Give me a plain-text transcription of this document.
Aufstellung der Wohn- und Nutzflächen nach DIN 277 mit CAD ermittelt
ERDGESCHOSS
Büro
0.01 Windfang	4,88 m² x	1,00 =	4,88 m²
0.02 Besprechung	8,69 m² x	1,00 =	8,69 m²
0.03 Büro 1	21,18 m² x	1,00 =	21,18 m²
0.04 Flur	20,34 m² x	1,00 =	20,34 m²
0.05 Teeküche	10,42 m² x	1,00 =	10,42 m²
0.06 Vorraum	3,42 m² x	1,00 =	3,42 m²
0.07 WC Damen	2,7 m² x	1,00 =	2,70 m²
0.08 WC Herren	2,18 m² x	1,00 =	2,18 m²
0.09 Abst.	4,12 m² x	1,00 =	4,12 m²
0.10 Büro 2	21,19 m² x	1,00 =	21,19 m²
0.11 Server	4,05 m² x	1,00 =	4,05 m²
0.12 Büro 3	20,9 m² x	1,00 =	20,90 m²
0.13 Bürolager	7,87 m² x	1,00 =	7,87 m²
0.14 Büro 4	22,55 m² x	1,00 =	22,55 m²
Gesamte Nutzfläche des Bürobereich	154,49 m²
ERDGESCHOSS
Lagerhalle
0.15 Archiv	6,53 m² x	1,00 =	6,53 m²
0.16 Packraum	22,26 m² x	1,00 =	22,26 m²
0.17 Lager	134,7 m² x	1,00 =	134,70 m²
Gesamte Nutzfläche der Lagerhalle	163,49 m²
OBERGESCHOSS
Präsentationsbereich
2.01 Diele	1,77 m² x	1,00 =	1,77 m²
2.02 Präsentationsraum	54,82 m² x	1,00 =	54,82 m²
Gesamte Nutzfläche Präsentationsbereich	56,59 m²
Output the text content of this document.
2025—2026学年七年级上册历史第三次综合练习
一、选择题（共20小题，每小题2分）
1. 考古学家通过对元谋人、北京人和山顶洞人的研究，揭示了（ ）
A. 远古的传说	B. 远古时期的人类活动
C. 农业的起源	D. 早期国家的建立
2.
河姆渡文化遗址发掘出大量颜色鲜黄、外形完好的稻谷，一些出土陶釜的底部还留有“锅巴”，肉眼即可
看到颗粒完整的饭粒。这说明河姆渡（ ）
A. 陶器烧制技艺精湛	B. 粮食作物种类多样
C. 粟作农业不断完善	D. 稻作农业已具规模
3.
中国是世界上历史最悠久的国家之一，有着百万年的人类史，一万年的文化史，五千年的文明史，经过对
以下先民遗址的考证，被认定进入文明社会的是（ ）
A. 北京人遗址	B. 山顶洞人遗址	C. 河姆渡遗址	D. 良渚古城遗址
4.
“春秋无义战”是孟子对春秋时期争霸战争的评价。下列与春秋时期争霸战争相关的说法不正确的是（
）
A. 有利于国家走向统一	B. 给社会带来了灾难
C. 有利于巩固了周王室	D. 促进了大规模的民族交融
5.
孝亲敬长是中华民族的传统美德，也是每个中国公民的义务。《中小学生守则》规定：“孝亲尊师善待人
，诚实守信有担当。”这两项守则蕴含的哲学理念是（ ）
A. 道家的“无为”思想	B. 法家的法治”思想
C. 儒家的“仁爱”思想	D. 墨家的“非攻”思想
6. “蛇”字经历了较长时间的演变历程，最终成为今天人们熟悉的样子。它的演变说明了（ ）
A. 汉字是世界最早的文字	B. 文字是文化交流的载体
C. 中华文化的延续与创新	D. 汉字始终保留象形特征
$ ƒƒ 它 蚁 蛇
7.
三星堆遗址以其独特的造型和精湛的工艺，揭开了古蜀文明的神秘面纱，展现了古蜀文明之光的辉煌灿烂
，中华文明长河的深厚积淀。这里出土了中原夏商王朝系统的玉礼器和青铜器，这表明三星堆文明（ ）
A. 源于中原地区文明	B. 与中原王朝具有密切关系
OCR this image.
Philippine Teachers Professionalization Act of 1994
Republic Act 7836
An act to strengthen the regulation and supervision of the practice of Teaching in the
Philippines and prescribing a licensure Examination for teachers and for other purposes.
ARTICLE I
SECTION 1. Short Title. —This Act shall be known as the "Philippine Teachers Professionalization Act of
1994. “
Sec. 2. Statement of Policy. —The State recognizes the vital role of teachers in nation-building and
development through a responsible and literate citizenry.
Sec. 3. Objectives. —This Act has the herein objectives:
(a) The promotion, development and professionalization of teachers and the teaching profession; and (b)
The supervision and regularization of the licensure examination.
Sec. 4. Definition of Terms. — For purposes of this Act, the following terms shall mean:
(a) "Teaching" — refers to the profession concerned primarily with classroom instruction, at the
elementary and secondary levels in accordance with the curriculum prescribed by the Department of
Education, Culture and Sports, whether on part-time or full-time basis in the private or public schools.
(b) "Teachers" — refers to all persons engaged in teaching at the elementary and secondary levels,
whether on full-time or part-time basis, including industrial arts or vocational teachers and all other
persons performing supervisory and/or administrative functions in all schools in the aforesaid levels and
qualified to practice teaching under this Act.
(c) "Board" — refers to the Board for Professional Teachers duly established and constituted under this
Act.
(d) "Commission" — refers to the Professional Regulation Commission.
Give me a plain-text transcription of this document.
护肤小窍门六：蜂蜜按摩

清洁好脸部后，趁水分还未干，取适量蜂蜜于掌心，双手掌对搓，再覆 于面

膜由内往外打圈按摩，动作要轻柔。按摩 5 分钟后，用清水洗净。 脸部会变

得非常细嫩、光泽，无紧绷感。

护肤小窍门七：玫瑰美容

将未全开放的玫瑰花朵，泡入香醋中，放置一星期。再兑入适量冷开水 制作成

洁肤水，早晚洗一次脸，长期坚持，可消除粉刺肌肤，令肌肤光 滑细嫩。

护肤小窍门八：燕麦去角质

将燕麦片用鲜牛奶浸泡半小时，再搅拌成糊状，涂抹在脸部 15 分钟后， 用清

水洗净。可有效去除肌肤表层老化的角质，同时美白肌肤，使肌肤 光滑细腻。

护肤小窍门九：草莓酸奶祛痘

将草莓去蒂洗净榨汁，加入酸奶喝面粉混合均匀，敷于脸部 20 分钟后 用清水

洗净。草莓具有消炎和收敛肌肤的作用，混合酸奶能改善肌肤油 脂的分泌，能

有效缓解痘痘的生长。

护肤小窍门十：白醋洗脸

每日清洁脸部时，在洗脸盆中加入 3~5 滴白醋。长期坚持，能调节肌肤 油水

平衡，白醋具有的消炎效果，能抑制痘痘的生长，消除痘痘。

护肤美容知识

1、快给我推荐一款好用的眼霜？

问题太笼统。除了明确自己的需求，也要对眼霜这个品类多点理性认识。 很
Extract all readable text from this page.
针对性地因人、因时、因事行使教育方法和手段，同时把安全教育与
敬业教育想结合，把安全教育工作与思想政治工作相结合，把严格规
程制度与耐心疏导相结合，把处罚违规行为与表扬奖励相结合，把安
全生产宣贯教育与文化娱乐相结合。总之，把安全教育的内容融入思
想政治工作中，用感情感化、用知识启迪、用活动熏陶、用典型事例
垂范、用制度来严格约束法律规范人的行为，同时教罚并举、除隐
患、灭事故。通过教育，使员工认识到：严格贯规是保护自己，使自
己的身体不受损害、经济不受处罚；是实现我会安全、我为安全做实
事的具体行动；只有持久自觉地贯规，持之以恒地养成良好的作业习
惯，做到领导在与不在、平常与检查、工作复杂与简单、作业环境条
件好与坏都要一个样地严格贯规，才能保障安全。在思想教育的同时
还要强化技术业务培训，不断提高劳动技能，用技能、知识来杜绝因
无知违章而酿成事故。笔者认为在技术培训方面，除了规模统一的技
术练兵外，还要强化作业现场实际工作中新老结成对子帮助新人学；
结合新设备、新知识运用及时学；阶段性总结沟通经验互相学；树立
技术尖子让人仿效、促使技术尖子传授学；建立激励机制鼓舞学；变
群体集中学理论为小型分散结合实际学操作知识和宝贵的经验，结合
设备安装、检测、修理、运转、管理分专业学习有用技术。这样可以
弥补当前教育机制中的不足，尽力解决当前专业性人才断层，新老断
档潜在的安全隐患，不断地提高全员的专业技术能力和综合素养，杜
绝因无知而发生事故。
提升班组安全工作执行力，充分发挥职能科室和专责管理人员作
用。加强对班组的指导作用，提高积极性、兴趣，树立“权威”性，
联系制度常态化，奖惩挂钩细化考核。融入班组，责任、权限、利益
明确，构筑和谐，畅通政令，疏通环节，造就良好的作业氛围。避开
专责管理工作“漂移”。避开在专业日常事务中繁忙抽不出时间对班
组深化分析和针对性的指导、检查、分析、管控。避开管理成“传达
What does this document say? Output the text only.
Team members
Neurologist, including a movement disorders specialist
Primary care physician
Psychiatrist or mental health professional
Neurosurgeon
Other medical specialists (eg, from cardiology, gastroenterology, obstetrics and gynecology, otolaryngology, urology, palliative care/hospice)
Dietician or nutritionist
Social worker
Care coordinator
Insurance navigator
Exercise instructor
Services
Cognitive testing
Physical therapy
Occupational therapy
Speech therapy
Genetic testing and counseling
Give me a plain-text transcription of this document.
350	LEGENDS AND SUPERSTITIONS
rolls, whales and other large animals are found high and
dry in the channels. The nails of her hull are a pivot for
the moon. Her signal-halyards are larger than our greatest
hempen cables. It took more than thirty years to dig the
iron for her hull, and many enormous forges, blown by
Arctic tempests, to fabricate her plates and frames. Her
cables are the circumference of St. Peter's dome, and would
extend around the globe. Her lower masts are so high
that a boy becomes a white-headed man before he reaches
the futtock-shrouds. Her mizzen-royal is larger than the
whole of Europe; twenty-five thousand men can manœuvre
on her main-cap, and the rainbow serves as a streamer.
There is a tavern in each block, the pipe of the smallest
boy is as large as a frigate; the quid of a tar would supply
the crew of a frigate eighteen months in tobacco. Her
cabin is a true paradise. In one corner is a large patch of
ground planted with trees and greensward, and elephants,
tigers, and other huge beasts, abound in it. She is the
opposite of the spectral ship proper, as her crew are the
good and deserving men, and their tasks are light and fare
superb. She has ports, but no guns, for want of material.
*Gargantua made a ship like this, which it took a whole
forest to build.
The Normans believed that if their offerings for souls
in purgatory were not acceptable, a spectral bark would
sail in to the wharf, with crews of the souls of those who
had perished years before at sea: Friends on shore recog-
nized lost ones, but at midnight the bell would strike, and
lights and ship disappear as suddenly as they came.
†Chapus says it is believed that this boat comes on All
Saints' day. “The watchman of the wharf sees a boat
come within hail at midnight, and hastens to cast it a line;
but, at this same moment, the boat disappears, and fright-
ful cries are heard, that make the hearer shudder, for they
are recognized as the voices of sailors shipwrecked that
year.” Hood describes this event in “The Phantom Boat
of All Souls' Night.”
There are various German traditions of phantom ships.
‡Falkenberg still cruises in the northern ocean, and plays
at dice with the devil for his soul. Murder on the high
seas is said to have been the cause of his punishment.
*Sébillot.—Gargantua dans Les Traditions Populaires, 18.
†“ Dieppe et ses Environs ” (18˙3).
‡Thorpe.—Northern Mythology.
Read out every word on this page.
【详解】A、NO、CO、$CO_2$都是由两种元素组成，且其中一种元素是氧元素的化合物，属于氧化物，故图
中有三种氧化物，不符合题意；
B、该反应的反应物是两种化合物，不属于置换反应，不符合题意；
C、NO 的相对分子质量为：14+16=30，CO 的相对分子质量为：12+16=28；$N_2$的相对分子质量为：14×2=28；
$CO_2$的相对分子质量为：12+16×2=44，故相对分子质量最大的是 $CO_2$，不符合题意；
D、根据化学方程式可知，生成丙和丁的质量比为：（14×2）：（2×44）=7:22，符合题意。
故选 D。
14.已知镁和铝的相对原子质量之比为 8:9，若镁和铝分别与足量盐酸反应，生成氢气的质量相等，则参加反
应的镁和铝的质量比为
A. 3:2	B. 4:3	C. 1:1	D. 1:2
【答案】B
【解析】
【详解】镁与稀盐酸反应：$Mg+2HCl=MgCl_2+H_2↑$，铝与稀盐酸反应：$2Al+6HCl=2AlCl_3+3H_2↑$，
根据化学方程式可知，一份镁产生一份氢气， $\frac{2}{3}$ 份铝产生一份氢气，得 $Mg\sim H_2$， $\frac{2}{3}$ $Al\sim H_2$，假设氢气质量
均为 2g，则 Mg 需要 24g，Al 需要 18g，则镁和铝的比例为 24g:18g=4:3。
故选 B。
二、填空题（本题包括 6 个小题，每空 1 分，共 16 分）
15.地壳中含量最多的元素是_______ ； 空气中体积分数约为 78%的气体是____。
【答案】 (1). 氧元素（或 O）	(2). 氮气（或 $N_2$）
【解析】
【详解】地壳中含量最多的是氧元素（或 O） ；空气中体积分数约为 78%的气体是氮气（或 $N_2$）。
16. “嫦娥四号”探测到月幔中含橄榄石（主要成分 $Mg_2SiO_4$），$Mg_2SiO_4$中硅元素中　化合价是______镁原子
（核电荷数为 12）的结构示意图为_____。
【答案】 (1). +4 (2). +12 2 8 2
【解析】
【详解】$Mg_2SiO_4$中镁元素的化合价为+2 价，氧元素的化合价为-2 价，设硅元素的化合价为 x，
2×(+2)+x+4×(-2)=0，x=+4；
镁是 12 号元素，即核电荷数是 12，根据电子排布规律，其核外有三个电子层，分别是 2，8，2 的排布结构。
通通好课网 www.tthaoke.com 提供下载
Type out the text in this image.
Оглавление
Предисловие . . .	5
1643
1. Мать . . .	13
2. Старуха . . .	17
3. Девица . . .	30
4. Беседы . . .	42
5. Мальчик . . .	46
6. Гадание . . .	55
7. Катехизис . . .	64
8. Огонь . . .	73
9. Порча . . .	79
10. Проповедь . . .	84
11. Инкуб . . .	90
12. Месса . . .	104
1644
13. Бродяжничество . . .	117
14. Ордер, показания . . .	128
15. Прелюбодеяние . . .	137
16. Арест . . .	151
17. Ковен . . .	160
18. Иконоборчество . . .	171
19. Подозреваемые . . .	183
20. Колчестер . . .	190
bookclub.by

|---|

Job -
Search the entries for the word "whole" and copy every line that has it.

Finished answer -
whole of Europe; twenty-five thousand men can manœuvre
*Gargantua made a ship like this, which it took a whole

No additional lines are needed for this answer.